■ **Task to carry out**:
List each line of the data in which the string "color" appears.

--- Start of Dataset excerpts ---

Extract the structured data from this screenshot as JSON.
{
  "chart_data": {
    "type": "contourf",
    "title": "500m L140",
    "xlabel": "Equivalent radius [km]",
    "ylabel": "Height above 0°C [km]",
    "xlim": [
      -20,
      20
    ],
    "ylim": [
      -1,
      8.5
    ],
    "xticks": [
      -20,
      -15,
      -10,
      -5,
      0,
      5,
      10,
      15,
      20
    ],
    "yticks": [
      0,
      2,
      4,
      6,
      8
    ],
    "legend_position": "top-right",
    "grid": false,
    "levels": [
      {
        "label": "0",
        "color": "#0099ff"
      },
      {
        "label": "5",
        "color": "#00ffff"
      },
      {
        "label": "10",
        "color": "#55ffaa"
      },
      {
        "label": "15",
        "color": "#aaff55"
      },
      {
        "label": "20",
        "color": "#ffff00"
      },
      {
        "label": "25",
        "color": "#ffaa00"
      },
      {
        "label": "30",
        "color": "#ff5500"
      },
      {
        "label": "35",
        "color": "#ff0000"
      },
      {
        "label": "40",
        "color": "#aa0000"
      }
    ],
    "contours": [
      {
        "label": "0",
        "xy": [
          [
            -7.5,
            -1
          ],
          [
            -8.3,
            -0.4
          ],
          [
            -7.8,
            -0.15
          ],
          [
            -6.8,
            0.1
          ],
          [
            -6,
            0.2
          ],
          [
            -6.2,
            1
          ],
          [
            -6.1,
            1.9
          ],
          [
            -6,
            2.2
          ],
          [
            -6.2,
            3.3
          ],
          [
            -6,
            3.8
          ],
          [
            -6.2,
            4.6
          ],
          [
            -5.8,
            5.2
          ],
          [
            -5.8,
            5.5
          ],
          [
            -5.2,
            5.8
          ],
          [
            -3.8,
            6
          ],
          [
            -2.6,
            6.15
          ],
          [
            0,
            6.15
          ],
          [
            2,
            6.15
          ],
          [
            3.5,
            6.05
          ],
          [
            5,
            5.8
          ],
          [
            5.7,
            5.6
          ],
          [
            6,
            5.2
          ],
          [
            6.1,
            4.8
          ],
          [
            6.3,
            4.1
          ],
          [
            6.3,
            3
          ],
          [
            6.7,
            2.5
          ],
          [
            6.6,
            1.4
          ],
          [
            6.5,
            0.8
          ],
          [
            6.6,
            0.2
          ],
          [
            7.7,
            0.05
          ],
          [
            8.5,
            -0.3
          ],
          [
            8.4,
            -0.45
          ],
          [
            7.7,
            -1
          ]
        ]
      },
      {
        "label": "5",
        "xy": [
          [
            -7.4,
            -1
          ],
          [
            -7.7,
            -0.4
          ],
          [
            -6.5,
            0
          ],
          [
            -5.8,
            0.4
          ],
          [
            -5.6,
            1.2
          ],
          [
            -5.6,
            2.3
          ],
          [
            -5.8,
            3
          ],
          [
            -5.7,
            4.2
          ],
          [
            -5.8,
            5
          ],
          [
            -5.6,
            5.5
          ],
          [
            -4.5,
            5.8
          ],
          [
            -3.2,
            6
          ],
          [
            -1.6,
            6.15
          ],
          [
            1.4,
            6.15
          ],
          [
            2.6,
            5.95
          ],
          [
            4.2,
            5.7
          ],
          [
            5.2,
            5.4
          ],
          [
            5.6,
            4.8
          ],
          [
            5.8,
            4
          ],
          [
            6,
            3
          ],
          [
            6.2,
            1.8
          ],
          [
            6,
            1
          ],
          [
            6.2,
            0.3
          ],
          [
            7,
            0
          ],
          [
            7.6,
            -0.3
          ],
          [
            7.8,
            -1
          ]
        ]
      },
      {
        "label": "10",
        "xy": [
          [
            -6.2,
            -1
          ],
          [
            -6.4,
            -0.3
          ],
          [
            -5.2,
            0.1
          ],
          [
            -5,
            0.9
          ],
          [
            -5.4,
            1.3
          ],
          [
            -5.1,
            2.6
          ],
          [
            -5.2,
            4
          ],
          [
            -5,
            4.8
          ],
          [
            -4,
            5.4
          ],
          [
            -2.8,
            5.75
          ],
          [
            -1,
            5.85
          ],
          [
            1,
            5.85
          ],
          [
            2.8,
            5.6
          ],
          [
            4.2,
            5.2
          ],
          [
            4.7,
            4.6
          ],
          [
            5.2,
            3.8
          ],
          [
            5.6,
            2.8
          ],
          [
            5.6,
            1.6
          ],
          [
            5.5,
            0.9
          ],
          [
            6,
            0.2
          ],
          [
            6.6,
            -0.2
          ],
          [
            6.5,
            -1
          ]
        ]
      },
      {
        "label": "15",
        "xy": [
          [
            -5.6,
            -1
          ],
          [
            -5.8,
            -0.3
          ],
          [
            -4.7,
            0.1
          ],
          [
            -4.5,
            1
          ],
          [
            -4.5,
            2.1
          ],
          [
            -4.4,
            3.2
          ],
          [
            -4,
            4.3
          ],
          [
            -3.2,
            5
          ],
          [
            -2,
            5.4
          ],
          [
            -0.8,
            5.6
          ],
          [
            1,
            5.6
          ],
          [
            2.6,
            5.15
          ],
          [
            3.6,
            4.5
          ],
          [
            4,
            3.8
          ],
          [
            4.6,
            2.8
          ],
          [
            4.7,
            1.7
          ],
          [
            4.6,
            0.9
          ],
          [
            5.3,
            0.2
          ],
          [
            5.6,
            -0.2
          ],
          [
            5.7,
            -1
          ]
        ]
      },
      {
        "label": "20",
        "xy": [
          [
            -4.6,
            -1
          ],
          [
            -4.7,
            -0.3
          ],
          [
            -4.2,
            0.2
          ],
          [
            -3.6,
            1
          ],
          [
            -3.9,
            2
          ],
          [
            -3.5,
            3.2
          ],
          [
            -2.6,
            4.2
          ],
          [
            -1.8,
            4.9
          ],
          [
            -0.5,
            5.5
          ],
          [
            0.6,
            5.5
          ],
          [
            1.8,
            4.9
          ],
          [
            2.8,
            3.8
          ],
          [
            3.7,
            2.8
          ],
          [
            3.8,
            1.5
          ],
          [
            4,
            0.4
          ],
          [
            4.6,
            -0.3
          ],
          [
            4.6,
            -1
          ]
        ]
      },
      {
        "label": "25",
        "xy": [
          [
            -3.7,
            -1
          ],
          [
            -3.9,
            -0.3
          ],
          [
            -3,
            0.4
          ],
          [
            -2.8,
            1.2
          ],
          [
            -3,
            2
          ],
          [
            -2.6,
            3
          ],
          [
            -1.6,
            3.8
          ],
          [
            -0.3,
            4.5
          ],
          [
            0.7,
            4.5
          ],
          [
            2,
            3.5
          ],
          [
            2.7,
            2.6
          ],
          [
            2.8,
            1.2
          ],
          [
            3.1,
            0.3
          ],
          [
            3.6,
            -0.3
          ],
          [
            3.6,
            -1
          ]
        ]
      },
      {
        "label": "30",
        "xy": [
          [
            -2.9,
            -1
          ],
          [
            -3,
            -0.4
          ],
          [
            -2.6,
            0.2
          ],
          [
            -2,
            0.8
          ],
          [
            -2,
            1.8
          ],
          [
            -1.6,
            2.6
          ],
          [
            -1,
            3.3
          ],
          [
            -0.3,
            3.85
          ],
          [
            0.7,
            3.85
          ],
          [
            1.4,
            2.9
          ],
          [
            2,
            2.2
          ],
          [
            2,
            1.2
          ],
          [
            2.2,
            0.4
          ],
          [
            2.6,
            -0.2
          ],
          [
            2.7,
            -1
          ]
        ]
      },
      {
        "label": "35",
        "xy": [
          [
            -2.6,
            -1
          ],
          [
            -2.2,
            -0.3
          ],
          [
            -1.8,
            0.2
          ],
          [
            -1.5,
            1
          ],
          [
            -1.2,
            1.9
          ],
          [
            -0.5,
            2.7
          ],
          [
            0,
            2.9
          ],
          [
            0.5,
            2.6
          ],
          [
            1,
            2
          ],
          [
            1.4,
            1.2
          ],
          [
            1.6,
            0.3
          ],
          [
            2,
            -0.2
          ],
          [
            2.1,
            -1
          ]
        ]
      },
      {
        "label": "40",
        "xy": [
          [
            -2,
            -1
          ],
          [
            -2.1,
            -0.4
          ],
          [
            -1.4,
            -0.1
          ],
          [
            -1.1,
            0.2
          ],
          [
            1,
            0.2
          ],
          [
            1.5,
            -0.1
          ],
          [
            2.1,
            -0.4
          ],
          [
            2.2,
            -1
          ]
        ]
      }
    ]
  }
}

--- End of Dataset excerpts ---

■ **Solution for this exercise**:
        "color": "#0099ff"
        "color": "#00ffff"
        "color": "#55ffaa"
        "color": "#aaff55"
        "color": "#ffff00"
        "color": "#ffaa00"
        "color": "#ff5500"
        "color": "#ff0000"
        "color": "#aa0000"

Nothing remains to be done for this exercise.